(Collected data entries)

++++++++++

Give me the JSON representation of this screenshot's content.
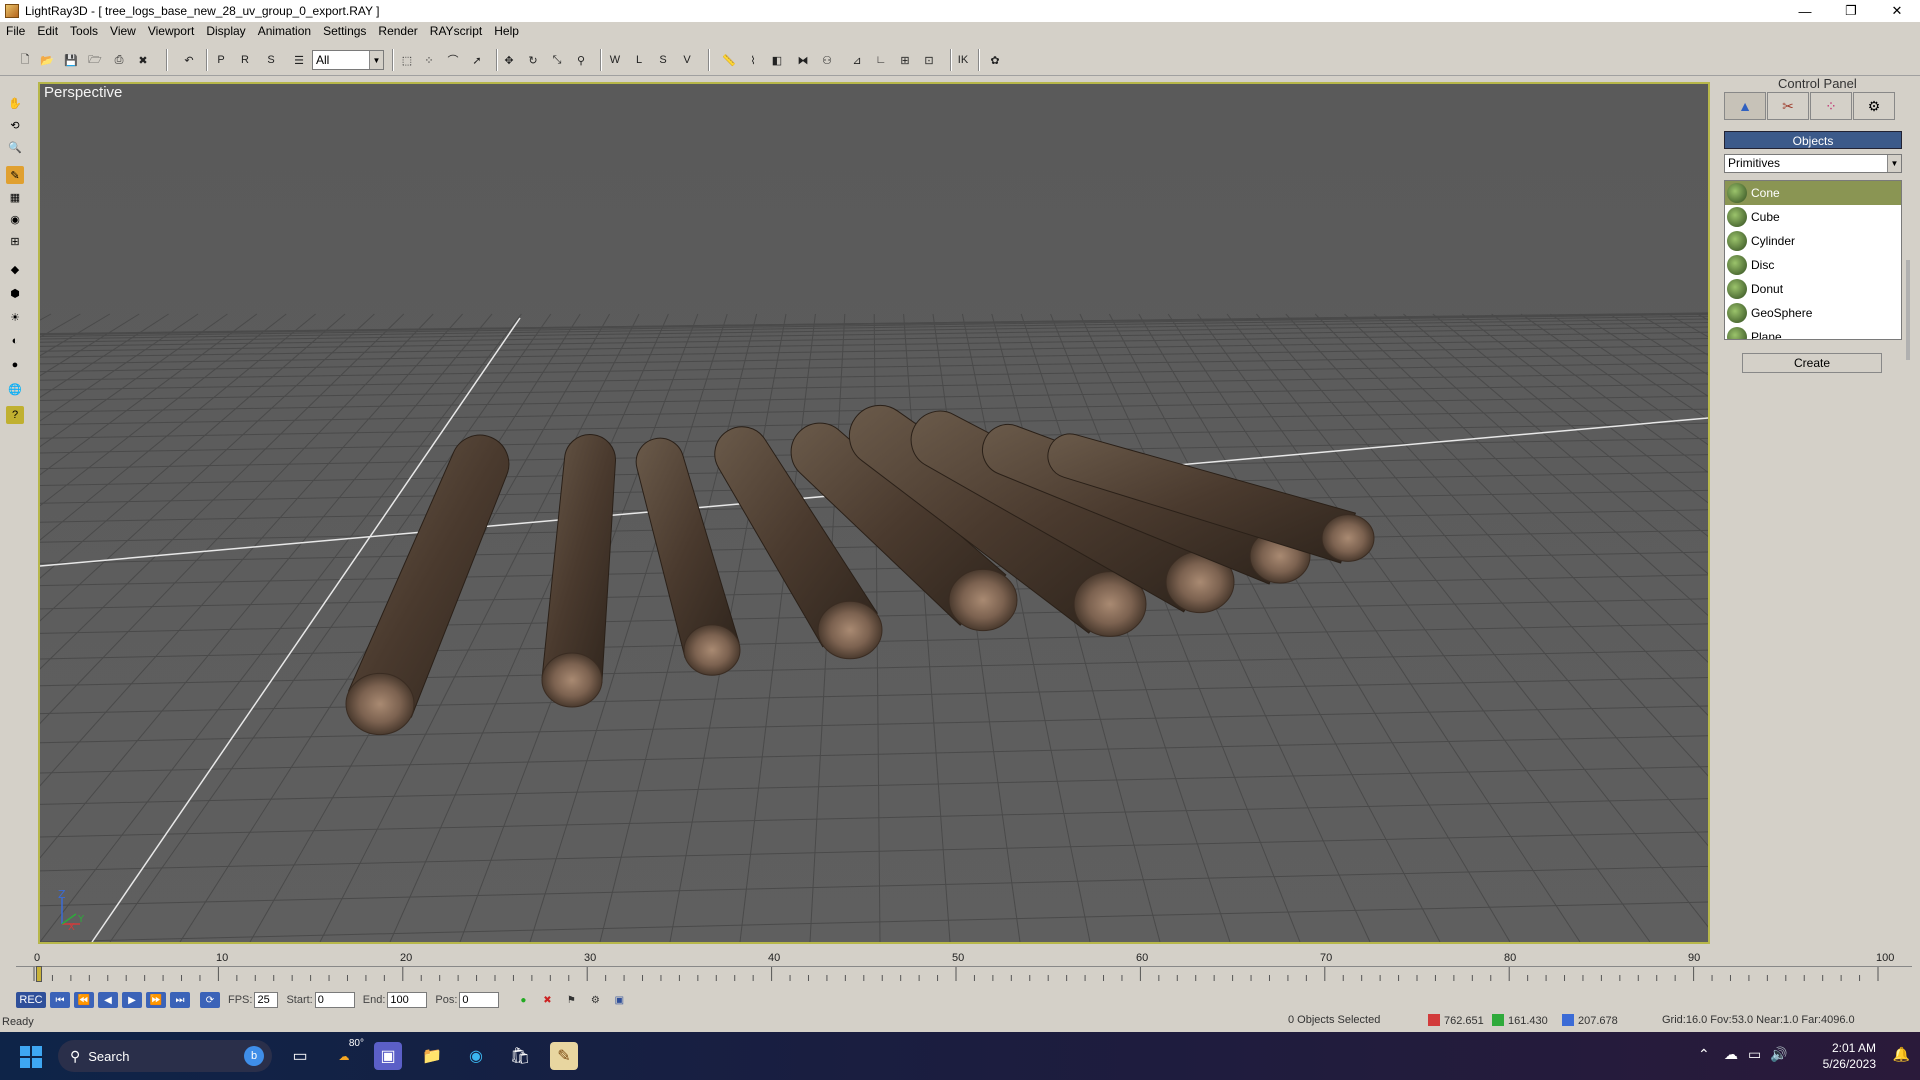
{
  "window": {
    "title": "LightRay3D - [ tree_logs_base_new_28_uv_group_0_export.RAY ]",
    "controls": [
      "—",
      "❐",
      "✕"
    ]
  },
  "menu": [
    "File",
    "Edit",
    "Tools",
    "View",
    "Viewport",
    "Display",
    "Animation",
    "Settings",
    "Render",
    "RAYscript",
    "Help"
  ],
  "toolbar": {
    "filter_value": "All"
  },
  "viewport": {
    "label": "Perspective",
    "axis_labels": [
      "Z",
      "X",
      "Y"
    ]
  },
  "control_panel": {
    "title": "Control Panel",
    "objects_header": "Objects",
    "category": "Primitives",
    "items": [
      "Cone",
      "Cube",
      "Cylinder",
      "Disc",
      "Donut",
      "GeoSphere",
      "Plane"
    ],
    "selected_item": "Cone",
    "create_label": "Create"
  },
  "timeline": {
    "ticks": [
      "0",
      "10",
      "20",
      "30",
      "40",
      "50",
      "60",
      "70",
      "80",
      "90",
      "100"
    ]
  },
  "playback": {
    "rec_label": "REC",
    "fps_label": "FPS:",
    "fps": "25",
    "start_label": "Start:",
    "start": "0",
    "end_label": "End:",
    "end": "100",
    "pos_label": "Pos:",
    "pos": "0"
  },
  "status": {
    "ready": "Ready",
    "objects_selected": "0 Objects Selected",
    "x": "762.651",
    "y": "161.430",
    "z": "207.678",
    "grid_info": "Grid:16.0 Fov:53.0 Near:1.0 Far:4096.0"
  },
  "taskbar": {
    "search_placeholder": "Search",
    "weather": "80°",
    "time": "2:01 AM",
    "date": "5/26/2023"
  },
  "colors": {
    "viewport_bg": "#5e5e5e",
    "viewport_border": "#b7b74a",
    "selection_bg": "#8a9553",
    "objects_header": "#3c5a8a"
  }
}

++++++++++

**GIVEN REQUEST**
Copy out the records above in full, exactly as written, but not the pictures.

**ANSWER BELOW**
Give me the JSON representation of this screenshot's content.
{
  "window": {
    "title": "LightRay3D - [ tree_logs_base_new_28_uv_group_0_export.RAY ]",
    "controls": [
      "—",
      "❐",
      "✕"
    ]
  },
  "menu": [
    "File",
    "Edit",
    "Tools",
    "View",
    "Viewport",
    "Display",
    "Animation",
    "Settings",
    "Render",
    "RAYscript",
    "Help"
  ],
  "toolbar": {
    "filter_value": "All"
  },
  "viewport": {
    "label": "Perspective",
    "axis_labels": [
      "Z",
      "X",
      "Y"
    ]
  },
  "control_panel": {
    "title": "Control Panel",
    "objects_header": "Objects",
    "category": "Primitives",
    "items": [
      "Cone",
      "Cube",
      "Cylinder",
      "Disc",
      "Donut",
      "GeoSphere",
      "Plane"
    ],
    "selected_item": "Cone",
    "create_label": "Create"
  },
  "timeline": {
    "ticks": [
      "0",
      "10",
      "20",
      "30",
      "40",
      "50",
      "60",
      "70",
      "80",
      "90",
      "100"
    ]
  },
  "playback": {
    "rec_label": "REC",
    "fps_label": "FPS:",
    "fps": "25",
    "start_label": "Start:",
    "start": "0",
    "end_label": "End:",
    "end": "100",
    "pos_label": "Pos:",
    "pos": "0"
  },
  "status": {
    "ready": "Ready",
    "objects_selected": "0 Objects Selected",
    "x": "762.651",
    "y": "161.430",
    "z": "207.678",
    "grid_info": "Grid:16.0 Fov:53.0 Near:1.0 Far:4096.0"
  },
  "taskbar": {
    "search_placeholder": "Search",
    "weather": "80°",
    "time": "2:01 AM",
    "date": "5/26/2023"
  },
  "colors": {
    "viewport_bg": "#5e5e5e",
    "viewport_border": "#b7b74a",
    "selection_bg": "#8a9553",
    "objects_header": "#3c5a8a"
  }
}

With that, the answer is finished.